*SOURCE:*
-*-
4.2. Robustness Performance Test

In oder to evaluate the robustness of the proposed method, some common image processing attacks and geometric distortion attacks are applied to the watermarked images, including AWGN, JPEG compression, scaling attack, median filtering and rotation attack. In this regard, the robustness of the proposed watermarking method under above attack is investigated using six well-known images including Lena, Barbara, Boat, Mandrill, Flintstones and Einstein. Besides, the size of all these images is 512 × 512 . Lastly, we apply the BER (Bit error ratio, BER) to evaluate the watermark robustness under several intentional attacks.
Furthermore, to show the perceptual advantages of the proposed method, we compare it with previous quantization-based algorithms, we conduct experiments on benchmark test images. The comparisons of UQIM [16], AQIM [18], LQIM [19] and reference [20] under these attacks are performed. All watermarking methods contain the same watermark length and PSNR value. The watermark length is 8192 and the PSNR for all images is 45 dB. Quantization step size is selected as 0.07 , 3.0 , 1.50 , 0.65 and 0.09 for the proposed method, UQIM [16], AQIM [18], LQIM [19] and reference [20], respectively. Furthermore, we set X s = 200 , and μ o p t = 7.52 , and the quantization scalar factor is 0.75 for the proposed method.
-*-
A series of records
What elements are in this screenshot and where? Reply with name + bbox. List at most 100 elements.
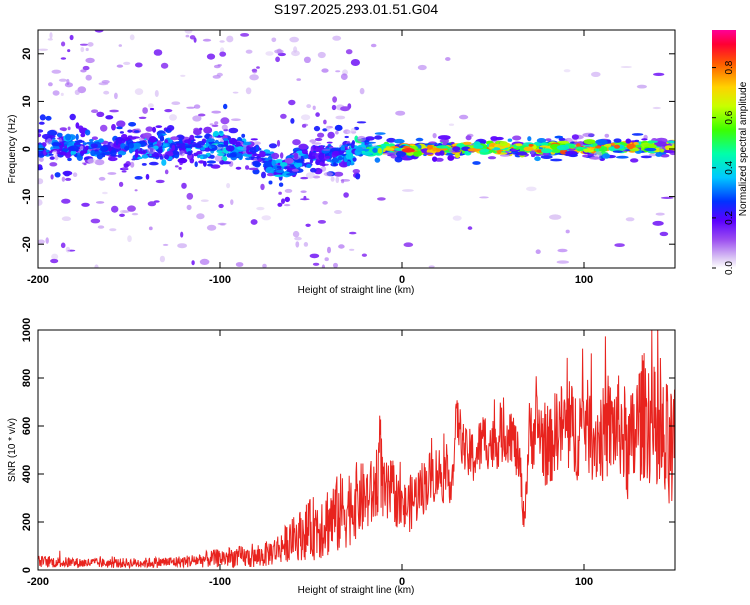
- spectrogram-cell: [265, 51, 274, 56]
- spectrogram-cell: [582, 144, 593, 147]
- spectrogram-cell: [193, 129, 202, 136]
- spectrogram-cell: [118, 44, 123, 47]
- spectrogram-cell: [332, 96, 337, 103]
- spectrogram-cell: [515, 143, 523, 147]
- spectrogram-cell: [223, 103, 228, 110]
- snr-y-tick-label: 600: [21, 417, 33, 435]
- spectrogram-cell: [655, 152, 663, 157]
- spectrogram-cell: [526, 186, 537, 192]
- spectrogram-cell: [186, 192, 194, 200]
- spectrogram-cell: [60, 242, 66, 249]
- spectrogram-cell: [189, 157, 195, 164]
- spectrogram-cell: [137, 156, 143, 160]
- chart-title: S197.2025.293.01.51.G04: [274, 1, 438, 17]
- colorbar-tick-label: 0.8: [724, 60, 735, 74]
- spectrogram-cell: [340, 144, 345, 152]
- spectrogram-cell: [583, 139, 596, 145]
- spectrogram-y-ticks: 20 10 0 -10 -20: [21, 48, 675, 252]
- spectrogram-cell: [315, 112, 320, 117]
- spectrogram-cell: [189, 134, 195, 141]
- spectrogram-cell: [152, 126, 157, 133]
- spectrogram-cell: [377, 197, 386, 201]
- spectrogram-cell: [321, 68, 329, 73]
- spectrogram-cell: [38, 239, 45, 244]
- spectrogram-cell: [563, 69, 571, 73]
- spectrogram-cell: [116, 120, 126, 128]
- spectrogram-x-tick-label: -100: [209, 274, 231, 286]
- spectrogram-cell: [557, 248, 568, 253]
- spectrogram-cell: [162, 143, 168, 147]
- spectrogram-cell: [185, 145, 192, 149]
- spectrogram-cell: [330, 176, 335, 182]
- spectrogram-cell: [528, 144, 534, 147]
- spectrogram-cell: [223, 138, 229, 141]
- spectrogram-cell: [164, 139, 168, 144]
- spectrogram-cell: [200, 155, 204, 160]
- spectrogram-cell: [110, 149, 117, 157]
- spectrogram-cell: [241, 133, 246, 138]
- spectrogram-cell: [614, 243, 625, 248]
- spectrogram-cell: [45, 149, 50, 153]
- spectrogram-cell: [274, 49, 284, 54]
- spectrogram-cell: [517, 151, 528, 156]
- spectrogram-cell: [309, 253, 320, 259]
- spectrogram-cell: [507, 138, 513, 142]
- spectrogram-cell: [79, 43, 89, 46]
- spectrogram-cell: [334, 210, 342, 214]
- spectrogram-cell: [631, 133, 644, 136]
- spectrogram-cell: [45, 115, 52, 121]
- spectrogram-cell: [276, 139, 281, 147]
- spectrogram-cell: [352, 169, 360, 174]
- spectrogram-cell: [365, 141, 377, 144]
- spectrogram-cell: [576, 143, 581, 148]
- spectrogram-cell: [59, 127, 67, 131]
- spectrogram-cell: [243, 154, 252, 157]
- spectrogram-cell: [67, 126, 71, 131]
- spectrogram-cell: [490, 136, 499, 141]
- spectrogram-cell: [291, 168, 299, 172]
- spectrogram-y-axis-label: Frequency (Hz): [7, 115, 18, 184]
- spectrogram-cell: [170, 136, 179, 141]
- spectrogram-cell: [428, 265, 435, 268]
- spectrogram-cell: [549, 214, 562, 220]
- spectrogram-cell: [271, 159, 276, 167]
- spectrogram-cell: [305, 223, 311, 227]
- spectrogram-cell: [256, 206, 265, 211]
- spectrogram-cell: [337, 155, 343, 161]
- spectrogram-cell: [45, 237, 49, 244]
- snr-x-tick-label: 100: [575, 576, 593, 588]
- spectrogram-cell: [346, 143, 352, 146]
- spectrogram-cell: [186, 204, 192, 211]
- spectrogram-cell: [119, 131, 124, 134]
- spectrogram-cell: [332, 35, 342, 41]
- spectrogram-cell: [452, 215, 462, 221]
- snr-y-tick-label: 200: [21, 513, 33, 531]
- spectrogram-cell: [335, 70, 341, 73]
- spectrogram-cell: [38, 133, 42, 138]
- spectrogram-cell: [296, 78, 302, 81]
- spectrogram-cell: [323, 172, 334, 177]
- colorbar-label: Normalized spectral amplitude: [738, 81, 749, 216]
- spectrogram-cell: [193, 37, 197, 43]
- spectrogram-cell: [49, 32, 53, 39]
- spectrogram-cell: [473, 144, 484, 149]
- spectrogram-cell: [534, 156, 541, 162]
- spectrogram-cell: [39, 157, 44, 163]
- spectrogram-cell: [288, 99, 296, 106]
- spectrogram-cell: [127, 129, 133, 133]
- snr-x-ticks: -200 -100 0 100: [27, 330, 593, 588]
- spectrogram-cell: [290, 164, 295, 168]
- spectrogram-cell: [51, 253, 59, 260]
- spectrogram-cell: [595, 139, 608, 146]
- spectrogram-cell: [60, 92, 64, 96]
- spectrogram-cell: [660, 153, 670, 158]
- spectrogram-cell: [61, 198, 71, 204]
- spectrogram-cell: [365, 136, 375, 141]
- spectrogram-cell: [281, 198, 285, 204]
- spectrogram-cell: [142, 132, 152, 138]
- spectrogram-cell: [135, 62, 143, 68]
- spectrogram-cell: [454, 152, 460, 158]
- spectrogram-cell: [262, 263, 267, 268]
- spectrogram-cell: [659, 231, 669, 237]
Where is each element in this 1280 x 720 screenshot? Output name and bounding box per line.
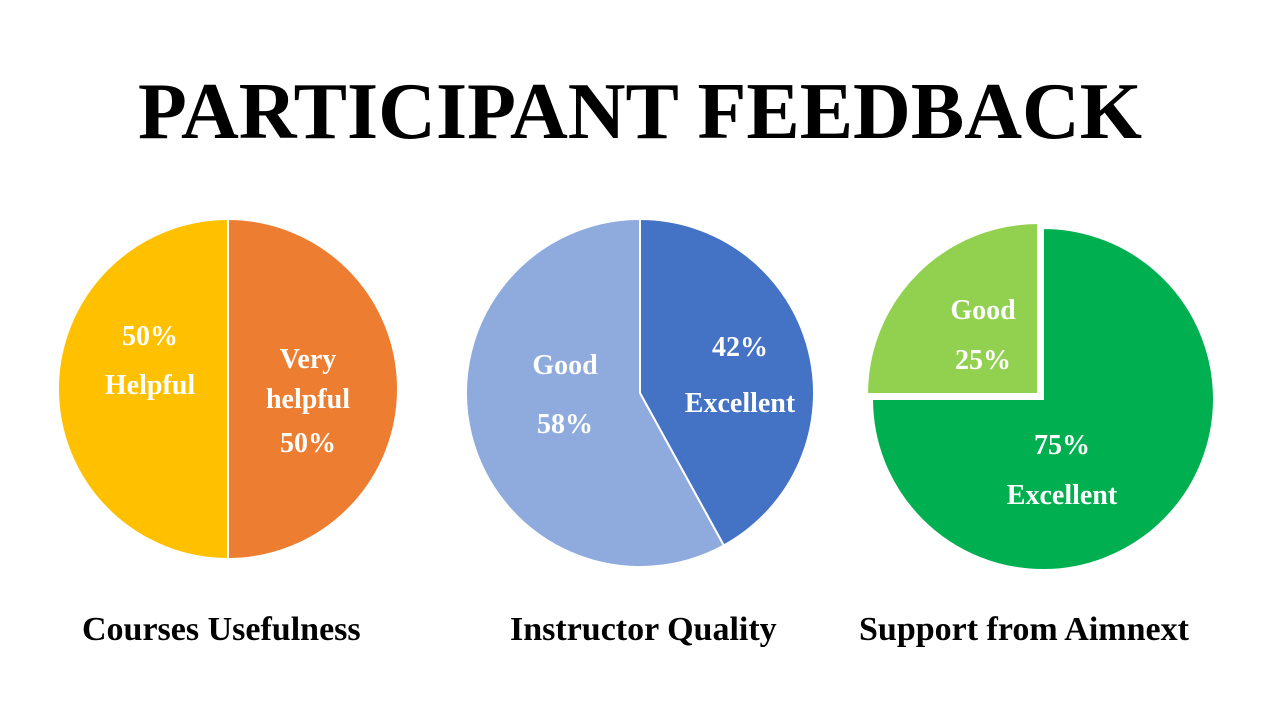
slice-label-line: Helpful bbox=[105, 370, 195, 401]
pie-chart-instructor-quality: 42% Excellent Good 58% bbox=[464, 217, 815, 568]
slice-label-support-from-aimnext-1: Good 25% bbox=[950, 295, 1016, 376]
pie-slice-support-from-aimnext-1 bbox=[866, 222, 1040, 396]
slice-label-line: Very bbox=[280, 344, 337, 375]
pie-slice-instructor-quality-0 bbox=[639, 217, 815, 547]
slice-label-line: 50% bbox=[280, 428, 336, 459]
chart-caption-support-from-aimnext: Support from Aimnext bbox=[859, 611, 1189, 648]
slice-label-line: Excellent bbox=[685, 388, 796, 419]
slice-label-line: Good bbox=[532, 350, 598, 381]
slice-label-line: 50% bbox=[122, 321, 178, 352]
slice-label-support-from-aimnext-0: 75% Excellent bbox=[1007, 430, 1118, 511]
slice-label-line: Excellent bbox=[1007, 480, 1118, 511]
slice-label-instructor-quality-0: 42% Excellent bbox=[685, 332, 796, 419]
pie-slice-support-from-aimnext-0 bbox=[870, 226, 1215, 571]
page-title: PARTICIPANT FEEDBACK bbox=[138, 68, 1142, 156]
slice-label-line: 42% bbox=[712, 332, 768, 363]
slice-label-line: 25% bbox=[955, 345, 1011, 376]
slice-label-line: helpful bbox=[266, 384, 350, 415]
pie-slice-courses-usefulness-0 bbox=[227, 217, 399, 561]
pie-chart-support-from-aimnext: 75% Excellent Good 25% bbox=[866, 222, 1215, 571]
chart-caption-courses-usefulness: Courses Usefulness bbox=[82, 611, 361, 648]
pie-chart-courses-usefulness: Very helpful 50% 50% Helpful bbox=[57, 217, 399, 561]
pie-slice-courses-usefulness-1 bbox=[57, 217, 229, 561]
chart-caption-instructor-quality: Instructor Quality bbox=[510, 611, 777, 648]
slice-label-courses-usefulness-1: 50% Helpful bbox=[105, 321, 195, 401]
slice-label-courses-usefulness-0: Very helpful 50% bbox=[266, 344, 350, 459]
slice-label-line: 58% bbox=[537, 409, 593, 440]
slice-label-line: Good bbox=[950, 295, 1016, 326]
slice-label-line: 75% bbox=[1034, 430, 1090, 461]
pie-slice-instructor-quality-1 bbox=[464, 217, 726, 568]
slice-label-instructor-quality-1: Good 58% bbox=[532, 350, 598, 440]
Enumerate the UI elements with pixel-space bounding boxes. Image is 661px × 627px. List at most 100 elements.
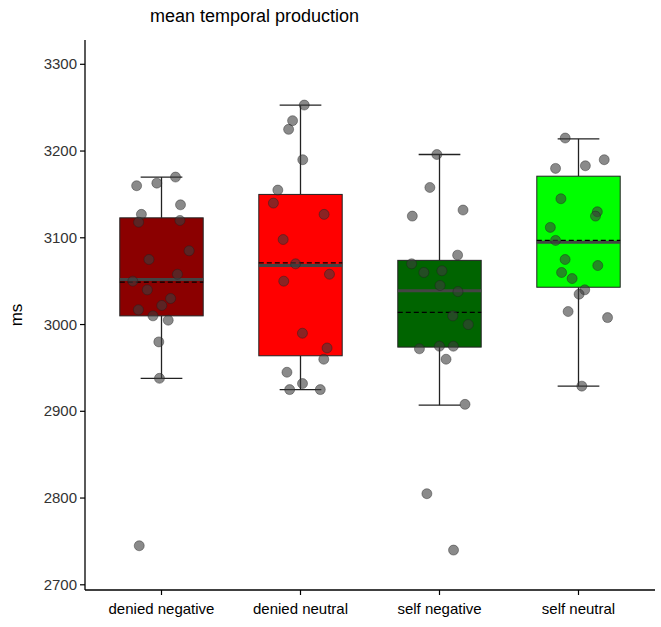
-*-
*TASKS TO PERFORM:*
A) Transcribe the watermarking passage from "4.2. Robustness Performance" up to and including "several intentional attacks.".
B) In the watermarking passage, what quantization step size is selected for the proposed method?
The items are separate material, apart from the watermarking passage.

*THE ANSWERS:*
A)
4.2. Robustness Performance Test

In oder to evaluate the robustness of the proposed method, some common image processing attacks and geometric distortion attacks are applied to the watermarked images, including AWGN, JPEG compression, scaling attack, median filtering and rotation attack. In this regard, the robustness of the proposed watermarking method under above attack is investigated using six well-known images including Lena, Barbara, Boat, Mandrill, Flintstones and Einstein. Besides, the size of all these images is 512 × 512 . Lastly, we apply the BER (Bit error ratio, BER) to evaluate the watermark robustness under several intentional attacks.

B) 0.07